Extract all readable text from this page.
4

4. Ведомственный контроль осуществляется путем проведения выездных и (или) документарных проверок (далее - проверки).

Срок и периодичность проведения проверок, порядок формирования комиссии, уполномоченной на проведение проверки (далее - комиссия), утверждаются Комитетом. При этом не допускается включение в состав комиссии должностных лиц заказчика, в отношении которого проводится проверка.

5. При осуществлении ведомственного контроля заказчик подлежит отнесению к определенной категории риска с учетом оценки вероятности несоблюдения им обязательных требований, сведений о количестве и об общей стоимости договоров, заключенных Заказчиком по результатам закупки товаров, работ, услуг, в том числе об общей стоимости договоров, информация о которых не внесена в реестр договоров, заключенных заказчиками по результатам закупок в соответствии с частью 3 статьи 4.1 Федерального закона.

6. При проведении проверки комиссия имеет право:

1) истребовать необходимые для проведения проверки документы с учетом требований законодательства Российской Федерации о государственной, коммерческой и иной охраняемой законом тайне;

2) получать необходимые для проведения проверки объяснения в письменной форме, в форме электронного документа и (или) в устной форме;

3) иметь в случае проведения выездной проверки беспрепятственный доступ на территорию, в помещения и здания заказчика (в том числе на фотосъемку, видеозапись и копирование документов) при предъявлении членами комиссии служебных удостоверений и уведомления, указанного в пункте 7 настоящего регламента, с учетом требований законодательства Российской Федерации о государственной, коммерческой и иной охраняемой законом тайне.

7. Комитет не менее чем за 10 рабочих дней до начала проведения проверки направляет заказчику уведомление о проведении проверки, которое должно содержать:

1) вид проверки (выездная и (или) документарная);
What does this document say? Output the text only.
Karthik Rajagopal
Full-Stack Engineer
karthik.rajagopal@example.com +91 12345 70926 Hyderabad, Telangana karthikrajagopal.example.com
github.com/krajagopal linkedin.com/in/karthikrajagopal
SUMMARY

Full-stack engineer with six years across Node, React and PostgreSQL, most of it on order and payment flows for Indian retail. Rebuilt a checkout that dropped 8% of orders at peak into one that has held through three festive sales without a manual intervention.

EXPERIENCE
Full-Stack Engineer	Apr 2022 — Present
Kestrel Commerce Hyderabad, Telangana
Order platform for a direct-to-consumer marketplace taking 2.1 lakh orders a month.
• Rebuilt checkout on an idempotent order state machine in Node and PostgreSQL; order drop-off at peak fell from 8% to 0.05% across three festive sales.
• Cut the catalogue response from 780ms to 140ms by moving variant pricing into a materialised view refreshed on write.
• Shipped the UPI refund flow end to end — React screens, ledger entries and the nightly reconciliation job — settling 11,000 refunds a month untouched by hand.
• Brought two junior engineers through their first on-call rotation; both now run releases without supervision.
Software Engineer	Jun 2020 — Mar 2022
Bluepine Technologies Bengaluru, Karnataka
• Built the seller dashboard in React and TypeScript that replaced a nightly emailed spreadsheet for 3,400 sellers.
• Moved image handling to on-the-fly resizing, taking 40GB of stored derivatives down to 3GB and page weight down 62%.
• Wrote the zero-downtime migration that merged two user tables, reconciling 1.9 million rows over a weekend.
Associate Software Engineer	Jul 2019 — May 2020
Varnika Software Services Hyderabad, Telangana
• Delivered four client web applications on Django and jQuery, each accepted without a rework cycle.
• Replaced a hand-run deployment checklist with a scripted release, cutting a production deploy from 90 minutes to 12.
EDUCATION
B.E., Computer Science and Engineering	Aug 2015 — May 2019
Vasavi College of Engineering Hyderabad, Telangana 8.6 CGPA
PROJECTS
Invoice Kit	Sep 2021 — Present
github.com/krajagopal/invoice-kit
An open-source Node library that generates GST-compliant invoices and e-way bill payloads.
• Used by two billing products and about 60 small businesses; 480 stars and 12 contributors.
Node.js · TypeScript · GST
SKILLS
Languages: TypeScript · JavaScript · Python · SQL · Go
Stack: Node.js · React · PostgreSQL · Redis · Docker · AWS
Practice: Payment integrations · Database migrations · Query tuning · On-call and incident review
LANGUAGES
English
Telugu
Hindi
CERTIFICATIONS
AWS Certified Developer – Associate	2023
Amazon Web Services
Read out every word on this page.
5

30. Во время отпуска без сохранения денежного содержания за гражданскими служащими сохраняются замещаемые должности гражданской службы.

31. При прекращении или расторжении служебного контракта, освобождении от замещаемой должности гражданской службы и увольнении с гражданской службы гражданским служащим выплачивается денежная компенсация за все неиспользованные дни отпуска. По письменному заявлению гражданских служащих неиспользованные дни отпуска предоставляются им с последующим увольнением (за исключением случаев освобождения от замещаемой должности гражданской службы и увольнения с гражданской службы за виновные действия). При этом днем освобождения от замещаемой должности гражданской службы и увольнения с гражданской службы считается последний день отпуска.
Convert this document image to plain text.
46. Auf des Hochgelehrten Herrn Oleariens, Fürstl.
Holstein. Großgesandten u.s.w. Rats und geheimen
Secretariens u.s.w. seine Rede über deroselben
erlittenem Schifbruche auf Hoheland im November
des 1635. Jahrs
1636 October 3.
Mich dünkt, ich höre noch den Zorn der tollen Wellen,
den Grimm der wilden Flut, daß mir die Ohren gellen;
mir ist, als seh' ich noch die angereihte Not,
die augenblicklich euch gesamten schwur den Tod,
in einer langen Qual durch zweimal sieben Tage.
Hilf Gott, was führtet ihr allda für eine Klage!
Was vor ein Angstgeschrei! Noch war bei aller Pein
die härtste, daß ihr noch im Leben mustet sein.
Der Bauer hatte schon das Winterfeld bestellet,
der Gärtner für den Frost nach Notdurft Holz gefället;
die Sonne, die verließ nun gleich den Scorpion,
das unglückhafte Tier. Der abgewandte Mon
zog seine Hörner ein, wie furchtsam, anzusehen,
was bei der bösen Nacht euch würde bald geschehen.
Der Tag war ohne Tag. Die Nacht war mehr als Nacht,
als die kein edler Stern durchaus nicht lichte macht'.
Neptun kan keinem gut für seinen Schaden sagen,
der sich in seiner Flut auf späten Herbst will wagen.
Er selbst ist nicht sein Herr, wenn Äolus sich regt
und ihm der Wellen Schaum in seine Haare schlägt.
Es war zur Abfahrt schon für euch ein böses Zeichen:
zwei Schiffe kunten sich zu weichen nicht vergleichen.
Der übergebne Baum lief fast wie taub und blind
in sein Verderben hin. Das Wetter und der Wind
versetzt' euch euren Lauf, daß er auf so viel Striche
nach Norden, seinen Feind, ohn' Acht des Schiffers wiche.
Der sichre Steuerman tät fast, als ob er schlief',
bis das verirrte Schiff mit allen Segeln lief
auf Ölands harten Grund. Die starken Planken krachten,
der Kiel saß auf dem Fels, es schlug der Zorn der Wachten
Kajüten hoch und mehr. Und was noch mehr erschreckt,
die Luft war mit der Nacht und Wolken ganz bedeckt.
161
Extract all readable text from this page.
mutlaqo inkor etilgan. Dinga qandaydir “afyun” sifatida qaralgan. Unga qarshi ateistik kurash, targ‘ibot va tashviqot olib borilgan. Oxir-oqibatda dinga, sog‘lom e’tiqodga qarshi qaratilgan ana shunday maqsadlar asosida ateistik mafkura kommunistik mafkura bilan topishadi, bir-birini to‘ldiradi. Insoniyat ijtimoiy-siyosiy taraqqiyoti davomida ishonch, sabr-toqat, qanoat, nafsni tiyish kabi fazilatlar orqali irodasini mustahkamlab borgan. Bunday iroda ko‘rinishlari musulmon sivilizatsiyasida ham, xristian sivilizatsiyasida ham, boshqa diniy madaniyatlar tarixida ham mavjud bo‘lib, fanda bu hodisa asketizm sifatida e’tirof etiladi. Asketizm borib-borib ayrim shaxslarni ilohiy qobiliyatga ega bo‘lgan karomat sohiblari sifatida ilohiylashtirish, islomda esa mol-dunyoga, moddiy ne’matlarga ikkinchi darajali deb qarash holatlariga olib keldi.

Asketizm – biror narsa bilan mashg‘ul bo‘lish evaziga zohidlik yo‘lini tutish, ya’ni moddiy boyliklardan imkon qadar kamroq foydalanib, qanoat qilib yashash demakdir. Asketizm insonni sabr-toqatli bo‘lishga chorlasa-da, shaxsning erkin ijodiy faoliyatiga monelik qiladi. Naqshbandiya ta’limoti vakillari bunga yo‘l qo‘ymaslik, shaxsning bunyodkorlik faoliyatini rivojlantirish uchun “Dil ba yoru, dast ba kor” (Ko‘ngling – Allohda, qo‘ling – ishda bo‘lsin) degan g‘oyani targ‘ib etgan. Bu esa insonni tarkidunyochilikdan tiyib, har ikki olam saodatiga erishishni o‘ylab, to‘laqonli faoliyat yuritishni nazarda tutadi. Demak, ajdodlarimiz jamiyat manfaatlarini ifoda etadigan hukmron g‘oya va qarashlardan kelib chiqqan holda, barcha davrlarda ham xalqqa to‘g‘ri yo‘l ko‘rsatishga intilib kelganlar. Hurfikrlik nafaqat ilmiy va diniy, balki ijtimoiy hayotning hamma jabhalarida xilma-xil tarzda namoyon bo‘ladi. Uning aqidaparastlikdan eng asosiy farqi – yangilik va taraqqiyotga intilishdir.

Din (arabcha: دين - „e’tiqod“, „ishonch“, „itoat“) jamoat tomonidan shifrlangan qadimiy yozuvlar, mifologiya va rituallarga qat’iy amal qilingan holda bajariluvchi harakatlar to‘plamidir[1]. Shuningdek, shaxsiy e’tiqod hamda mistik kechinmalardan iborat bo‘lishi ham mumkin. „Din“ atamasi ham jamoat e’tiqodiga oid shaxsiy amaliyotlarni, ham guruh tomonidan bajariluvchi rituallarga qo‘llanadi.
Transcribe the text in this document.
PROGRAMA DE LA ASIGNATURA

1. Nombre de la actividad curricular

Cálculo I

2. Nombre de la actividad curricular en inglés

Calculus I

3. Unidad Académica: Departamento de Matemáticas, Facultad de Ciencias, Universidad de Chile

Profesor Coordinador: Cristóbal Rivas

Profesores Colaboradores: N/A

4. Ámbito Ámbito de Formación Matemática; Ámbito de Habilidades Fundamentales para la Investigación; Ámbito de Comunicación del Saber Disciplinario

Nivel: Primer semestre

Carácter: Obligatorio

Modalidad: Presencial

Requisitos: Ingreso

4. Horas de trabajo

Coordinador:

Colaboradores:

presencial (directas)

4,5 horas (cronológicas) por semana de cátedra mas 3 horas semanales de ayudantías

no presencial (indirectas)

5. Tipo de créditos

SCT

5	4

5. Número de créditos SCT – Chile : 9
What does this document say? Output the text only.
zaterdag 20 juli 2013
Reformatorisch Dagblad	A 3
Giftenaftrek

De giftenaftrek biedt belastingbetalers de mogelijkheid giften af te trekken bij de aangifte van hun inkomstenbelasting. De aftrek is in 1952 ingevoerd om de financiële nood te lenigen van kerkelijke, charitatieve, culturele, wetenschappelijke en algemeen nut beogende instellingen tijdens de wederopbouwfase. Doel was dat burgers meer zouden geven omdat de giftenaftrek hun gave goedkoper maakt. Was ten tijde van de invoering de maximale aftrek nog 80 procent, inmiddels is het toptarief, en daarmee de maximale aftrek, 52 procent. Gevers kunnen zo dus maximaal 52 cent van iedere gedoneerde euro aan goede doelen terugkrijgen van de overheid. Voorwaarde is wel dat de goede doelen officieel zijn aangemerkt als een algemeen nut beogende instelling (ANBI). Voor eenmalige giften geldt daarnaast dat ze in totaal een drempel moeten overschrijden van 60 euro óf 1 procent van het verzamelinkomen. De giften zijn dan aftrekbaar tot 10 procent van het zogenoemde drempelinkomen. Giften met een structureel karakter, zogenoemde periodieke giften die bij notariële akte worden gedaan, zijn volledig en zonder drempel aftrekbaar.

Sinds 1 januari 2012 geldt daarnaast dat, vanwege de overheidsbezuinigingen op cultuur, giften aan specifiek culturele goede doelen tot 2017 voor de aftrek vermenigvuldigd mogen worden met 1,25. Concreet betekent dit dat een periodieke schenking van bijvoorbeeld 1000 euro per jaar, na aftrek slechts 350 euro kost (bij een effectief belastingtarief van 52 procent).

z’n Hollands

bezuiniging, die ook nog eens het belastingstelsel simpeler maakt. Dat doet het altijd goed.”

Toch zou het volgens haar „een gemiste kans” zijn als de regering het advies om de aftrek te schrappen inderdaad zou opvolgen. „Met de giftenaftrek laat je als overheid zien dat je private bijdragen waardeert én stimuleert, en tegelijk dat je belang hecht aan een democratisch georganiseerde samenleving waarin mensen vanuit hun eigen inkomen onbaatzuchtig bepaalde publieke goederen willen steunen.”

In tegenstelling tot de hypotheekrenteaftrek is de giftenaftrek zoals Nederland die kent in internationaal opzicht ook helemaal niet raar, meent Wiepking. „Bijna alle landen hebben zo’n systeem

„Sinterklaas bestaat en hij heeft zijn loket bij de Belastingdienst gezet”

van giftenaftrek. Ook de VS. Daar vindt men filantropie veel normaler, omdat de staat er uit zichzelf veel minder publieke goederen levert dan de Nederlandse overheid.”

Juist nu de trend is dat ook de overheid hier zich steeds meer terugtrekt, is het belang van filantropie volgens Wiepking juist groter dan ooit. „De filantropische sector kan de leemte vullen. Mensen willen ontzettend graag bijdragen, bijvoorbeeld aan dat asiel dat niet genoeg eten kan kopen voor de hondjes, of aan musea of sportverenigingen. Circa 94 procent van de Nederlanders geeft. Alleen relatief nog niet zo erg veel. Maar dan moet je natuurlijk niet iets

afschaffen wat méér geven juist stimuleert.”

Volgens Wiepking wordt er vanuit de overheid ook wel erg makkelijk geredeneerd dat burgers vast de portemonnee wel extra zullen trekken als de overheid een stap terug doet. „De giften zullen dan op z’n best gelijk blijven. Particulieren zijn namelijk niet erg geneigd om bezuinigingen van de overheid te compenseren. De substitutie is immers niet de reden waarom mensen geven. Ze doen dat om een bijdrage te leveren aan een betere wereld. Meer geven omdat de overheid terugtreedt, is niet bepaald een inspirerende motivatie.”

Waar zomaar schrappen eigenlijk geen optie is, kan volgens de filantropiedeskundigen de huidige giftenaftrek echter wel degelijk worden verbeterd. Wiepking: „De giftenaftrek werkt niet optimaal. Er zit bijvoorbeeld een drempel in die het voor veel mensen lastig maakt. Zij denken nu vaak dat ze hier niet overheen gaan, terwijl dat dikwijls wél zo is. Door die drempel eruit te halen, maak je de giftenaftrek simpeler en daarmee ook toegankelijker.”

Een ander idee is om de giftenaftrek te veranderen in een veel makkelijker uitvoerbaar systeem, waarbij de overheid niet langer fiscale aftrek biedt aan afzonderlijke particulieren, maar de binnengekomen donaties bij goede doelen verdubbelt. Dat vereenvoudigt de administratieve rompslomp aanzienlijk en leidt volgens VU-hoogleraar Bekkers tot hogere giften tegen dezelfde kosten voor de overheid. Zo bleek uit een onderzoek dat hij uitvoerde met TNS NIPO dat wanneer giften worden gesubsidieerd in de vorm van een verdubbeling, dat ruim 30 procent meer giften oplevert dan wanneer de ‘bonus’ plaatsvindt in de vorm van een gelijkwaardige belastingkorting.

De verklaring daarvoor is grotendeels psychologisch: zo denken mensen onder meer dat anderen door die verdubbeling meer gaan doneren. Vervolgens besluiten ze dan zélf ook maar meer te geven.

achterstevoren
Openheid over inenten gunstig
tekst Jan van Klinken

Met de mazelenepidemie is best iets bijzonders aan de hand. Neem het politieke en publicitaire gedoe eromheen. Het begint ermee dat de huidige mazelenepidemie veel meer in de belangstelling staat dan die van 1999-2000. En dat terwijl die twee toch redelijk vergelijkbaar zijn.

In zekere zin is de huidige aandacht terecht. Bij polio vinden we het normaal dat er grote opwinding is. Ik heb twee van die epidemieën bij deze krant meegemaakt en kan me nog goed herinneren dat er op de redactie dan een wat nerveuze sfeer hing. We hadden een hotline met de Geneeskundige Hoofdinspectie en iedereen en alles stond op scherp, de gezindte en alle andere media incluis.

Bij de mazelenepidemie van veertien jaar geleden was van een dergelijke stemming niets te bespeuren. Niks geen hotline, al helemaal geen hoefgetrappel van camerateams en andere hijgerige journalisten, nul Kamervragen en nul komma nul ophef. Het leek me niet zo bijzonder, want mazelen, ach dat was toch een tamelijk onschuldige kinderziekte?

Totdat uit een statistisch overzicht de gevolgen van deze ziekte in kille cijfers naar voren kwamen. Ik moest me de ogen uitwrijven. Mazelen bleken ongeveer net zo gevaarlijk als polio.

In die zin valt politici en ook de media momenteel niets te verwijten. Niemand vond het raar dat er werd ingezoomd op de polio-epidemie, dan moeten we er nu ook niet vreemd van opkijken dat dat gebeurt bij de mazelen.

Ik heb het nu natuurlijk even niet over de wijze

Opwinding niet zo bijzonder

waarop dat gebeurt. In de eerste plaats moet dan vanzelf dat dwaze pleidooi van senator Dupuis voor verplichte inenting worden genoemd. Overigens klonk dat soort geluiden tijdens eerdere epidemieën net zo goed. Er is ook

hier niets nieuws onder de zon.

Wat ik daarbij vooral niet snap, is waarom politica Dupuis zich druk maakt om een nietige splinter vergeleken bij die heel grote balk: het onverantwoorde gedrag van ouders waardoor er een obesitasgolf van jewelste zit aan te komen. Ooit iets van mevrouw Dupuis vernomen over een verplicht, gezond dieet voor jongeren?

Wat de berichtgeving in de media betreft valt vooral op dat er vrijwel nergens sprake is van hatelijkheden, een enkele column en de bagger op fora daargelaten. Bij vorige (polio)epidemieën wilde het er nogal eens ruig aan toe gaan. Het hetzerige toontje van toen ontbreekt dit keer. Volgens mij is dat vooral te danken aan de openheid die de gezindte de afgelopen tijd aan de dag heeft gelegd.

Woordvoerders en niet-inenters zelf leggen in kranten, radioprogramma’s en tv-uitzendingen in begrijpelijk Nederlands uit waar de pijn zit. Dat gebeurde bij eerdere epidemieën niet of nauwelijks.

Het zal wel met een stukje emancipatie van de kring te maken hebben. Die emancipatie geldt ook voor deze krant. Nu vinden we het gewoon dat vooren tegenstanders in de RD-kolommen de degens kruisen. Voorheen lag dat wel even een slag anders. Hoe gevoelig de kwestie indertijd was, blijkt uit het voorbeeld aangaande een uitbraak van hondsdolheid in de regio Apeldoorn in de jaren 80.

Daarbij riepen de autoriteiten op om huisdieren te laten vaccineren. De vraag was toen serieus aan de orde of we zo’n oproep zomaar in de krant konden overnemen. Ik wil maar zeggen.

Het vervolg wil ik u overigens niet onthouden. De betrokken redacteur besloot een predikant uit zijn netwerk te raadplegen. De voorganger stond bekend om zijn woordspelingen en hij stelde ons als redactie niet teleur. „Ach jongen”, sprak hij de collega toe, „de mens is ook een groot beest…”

SHORT EXERCISE - Extract from the data every line where "gezindte" shows up.

SOLVED PROBLEM -
In zekere zin is de huidige aandacht terecht. Bij polio vinden we het normaal dat er grote opwinding is. Ik heb twee van die epidemieën bij deze krant meegemaakt en kan me nog goed herinneren dat er op de redactie dan een wat nerveuze sfeer hing. We hadden een hotline met de Geneeskundige Hoofdinspectie en iedereen en alles stond op scherp, de gezindte en alle andere media incluis.
Wat de berichtgeving in de media betreft valt vooral op dat er vrijwel nergens sprake is van hatelijkheden, een enkele column en de bagger op fora daargelaten. Bij vorige (polio)epidemieën wilde het er nogal eens ruig aan toe gaan. Het hetzerige toontje van toen ontbreekt dit keer. Volgens mij is dat vooral te danken aan de openheid die de gezindte de afgelopen tijd aan de dag heeft gelegd.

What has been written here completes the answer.